Problem to solve ▸
Restate the records that follow word for word; no pictures should appear.

Record list ▸

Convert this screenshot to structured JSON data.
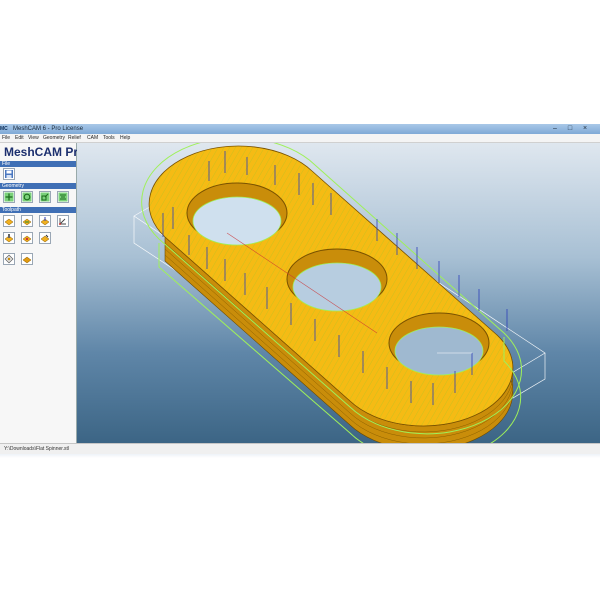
{
  "window": {
    "app_icon_text": "MC",
    "title": "MeshCAM 6 - Pro License",
    "minimize_glyph": "–",
    "maximize_glyph": "□",
    "close_glyph": "×"
  },
  "menu": [
    "File",
    "Edit",
    "View",
    "Geometry",
    "Relief",
    "CAM",
    "Tools",
    "Help"
  ],
  "sidebar": {
    "brand": "MeshCAM Pro",
    "sections": [
      {
        "label": "File",
        "buttons": [
          {
            "icon": "save-icon"
          }
        ]
      },
      {
        "label": "Geometry",
        "buttons": [
          {
            "icon": "move-icon"
          },
          {
            "icon": "rotate-icon"
          },
          {
            "icon": "scale-icon"
          },
          {
            "icon": "align-icon"
          }
        ]
      },
      {
        "label": "Toolpath",
        "buttons": [
          {
            "icon": "toolpath-region-icon"
          },
          {
            "icon": "toolpath-roughing-icon"
          },
          {
            "icon": "toolpath-finishing-icon"
          },
          {
            "icon": "toolpath-origin-icon"
          },
          {
            "icon": "toolpath-tool-icon"
          },
          {
            "icon": "toolpath-rest-icon"
          },
          {
            "icon": "toolpath-pencil-icon"
          },
          {
            "icon": "simulate-icon"
          },
          {
            "icon": "export-gcode-icon"
          }
        ]
      }
    ]
  },
  "colors": {
    "part_top": "#f5bb14",
    "part_side": "#c98d0a",
    "toolpath": "#9ff05a",
    "plunge": "#2c3fb8",
    "stock_box": "#ffffff",
    "accent": "#3f6fb5"
  },
  "statusbar": {
    "file_path": "Y:\\Downloads\\Flat Spinner.stl"
  }
}
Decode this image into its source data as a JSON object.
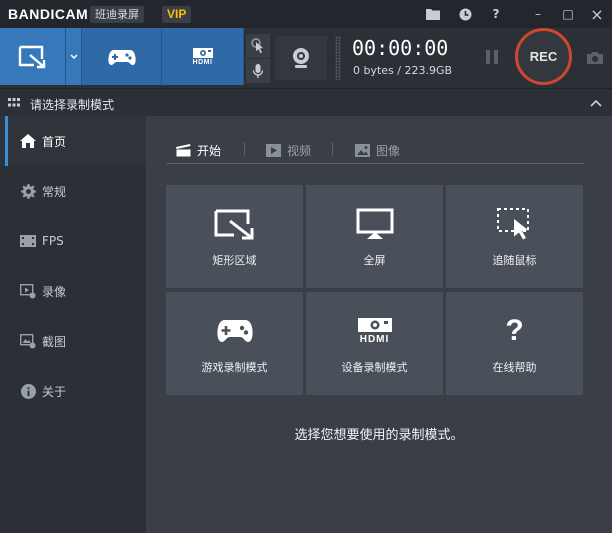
{
  "app": {
    "brand": "BANDICAM",
    "brand_cn": "班迪录屏",
    "vip": "VIP"
  },
  "title_icons": [
    "folder-icon",
    "clock-icon",
    "help-icon",
    "minimize-icon",
    "maximize-icon",
    "close-icon"
  ],
  "title_icon_glyphs": {
    "help": "?",
    "minimize": "–",
    "maximize": "□",
    "close": "×"
  },
  "toolbar": {
    "mode_buttons": [
      "rectangle-mode",
      "dropdown",
      "game-mode",
      "device-mode"
    ],
    "hdmi_text": "HDMI",
    "timer": "00:00:00",
    "storage": "0 bytes / 223.9GB",
    "rec_label": "REC"
  },
  "section": {
    "title": "请选择录制模式"
  },
  "sidebar": {
    "items": [
      {
        "label": "首页",
        "icon": "home-icon",
        "active": true
      },
      {
        "label": "常规",
        "icon": "gear-icon",
        "active": false
      },
      {
        "label": "FPS",
        "icon": "fps-icon",
        "active": false
      },
      {
        "label": "录像",
        "icon": "video-settings-icon",
        "active": false
      },
      {
        "label": "截图",
        "icon": "image-settings-icon",
        "active": false
      },
      {
        "label": "关于",
        "icon": "info-icon",
        "active": false
      }
    ]
  },
  "tabs": [
    {
      "label": "开始",
      "icon": "clapper-icon",
      "active": true
    },
    {
      "label": "视频",
      "icon": "play-icon",
      "active": false
    },
    {
      "label": "图像",
      "icon": "image-icon",
      "active": false
    }
  ],
  "tiles": [
    {
      "label": "矩形区域",
      "icon": "rectangle-area-icon"
    },
    {
      "label": "全屏",
      "icon": "monitor-icon"
    },
    {
      "label": "追随鼠标",
      "icon": "follow-mouse-icon"
    },
    {
      "label": "游戏录制模式",
      "icon": "gamepad-icon"
    },
    {
      "label": "设备录制模式",
      "icon": "hdmi-device-icon"
    },
    {
      "label": "在线帮助",
      "icon": "help-icon"
    }
  ],
  "tile_hdmi_text": "HDMI",
  "tile_help_glyph": "?",
  "hint": "选择您想要使用的录制模式。",
  "colors": {
    "accent_blue": "#2f6aa6",
    "rec_red": "#d1462f",
    "vip_yellow": "#f2c200"
  }
}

Reply ▸
Convert this screenshot to structured JSON data.
{
  "window": {
    "app_icon_text": "MC",
    "title": "MeshCAM 6 - Pro License",
    "minimize_glyph": "–",
    "maximize_glyph": "□",
    "close_glyph": "×"
  },
  "menu": [
    "File",
    "Edit",
    "View",
    "Geometry",
    "Relief",
    "CAM",
    "Tools",
    "Help"
  ],
  "sidebar": {
    "brand": "MeshCAM Pro",
    "sections": [
      {
        "label": "File",
        "buttons": [
          {
            "icon": "save-icon"
          }
        ]
      },
      {
        "label": "Geometry",
        "buttons": [
          {
            "icon": "move-icon"
          },
          {
            "icon": "rotate-icon"
          },
          {
            "icon": "scale-icon"
          },
          {
            "icon": "align-icon"
          }
        ]
      },
      {
        "label": "Toolpath",
        "buttons": [
          {
            "icon": "toolpath-region-icon"
          },
          {
            "icon": "toolpath-roughing-icon"
          },
          {
            "icon": "toolpath-finishing-icon"
          },
          {
            "icon": "toolpath-origin-icon"
          },
          {
            "icon": "toolpath-tool-icon"
          },
          {
            "icon": "toolpath-rest-icon"
          },
          {
            "icon": "toolpath-pencil-icon"
          },
          {
            "icon": "simulate-icon"
          },
          {
            "icon": "export-gcode-icon"
          }
        ]
      }
    ]
  },
  "colors": {
    "part_top": "#f5bb14",
    "part_side": "#c98d0a",
    "toolpath": "#9ff05a",
    "plunge": "#2c3fb8",
    "stock_box": "#ffffff",
    "accent": "#3f6fb5"
  },
  "statusbar": {
    "file_path": "Y:\\Downloads\\Flat Spinner.stl"
  }
}
Decode this image into its source data as a JSON object.
{
  "app": {
    "brand": "BANDICAM",
    "brand_cn": "班迪录屏",
    "vip": "VIP"
  },
  "title_icons": [
    "folder-icon",
    "clock-icon",
    "help-icon",
    "minimize-icon",
    "maximize-icon",
    "close-icon"
  ],
  "title_icon_glyphs": {
    "help": "?",
    "minimize": "–",
    "maximize": "□",
    "close": "×"
  },
  "toolbar": {
    "mode_buttons": [
      "rectangle-mode",
      "dropdown",
      "game-mode",
      "device-mode"
    ],
    "hdmi_text": "HDMI",
    "timer": "00:00:00",
    "storage": "0 bytes / 223.9GB",
    "rec_label": "REC"
  },
  "section": {
    "title": "请选择录制模式"
  },
  "sidebar": {
    "items": [
      {
        "label": "首页",
        "icon": "home-icon",
        "active": true
      },
      {
        "label": "常规",
        "icon": "gear-icon",
        "active": false
      },
      {
        "label": "FPS",
        "icon": "fps-icon",
        "active": false
      },
      {
        "label": "录像",
        "icon": "video-settings-icon",
        "active": false
      },
      {
        "label": "截图",
        "icon": "image-settings-icon",
        "active": false
      },
      {
        "label": "关于",
        "icon": "info-icon",
        "active": false
      }
    ]
  },
  "tabs": [
    {
      "label": "开始",
      "icon": "clapper-icon",
      "active": true
    },
    {
      "label": "视频",
      "icon": "play-icon",
      "active": false
    },
    {
      "label": "图像",
      "icon": "image-icon",
      "active": false
    }
  ],
  "tiles": [
    {
      "label": "矩形区域",
      "icon": "rectangle-area-icon"
    },
    {
      "label": "全屏",
      "icon": "monitor-icon"
    },
    {
      "label": "追随鼠标",
      "icon": "follow-mouse-icon"
    },
    {
      "label": "游戏录制模式",
      "icon": "gamepad-icon"
    },
    {
      "label": "设备录制模式",
      "icon": "hdmi-device-icon"
    },
    {
      "label": "在线帮助",
      "icon": "help-icon"
    }
  ],
  "tile_hdmi_text": "HDMI",
  "tile_help_glyph": "?",
  "hint": "选择您想要使用的录制模式。",
  "colors": {
    "accent_blue": "#2f6aa6",
    "rec_red": "#d1462f",
    "vip_yellow": "#f2c200"
  }
}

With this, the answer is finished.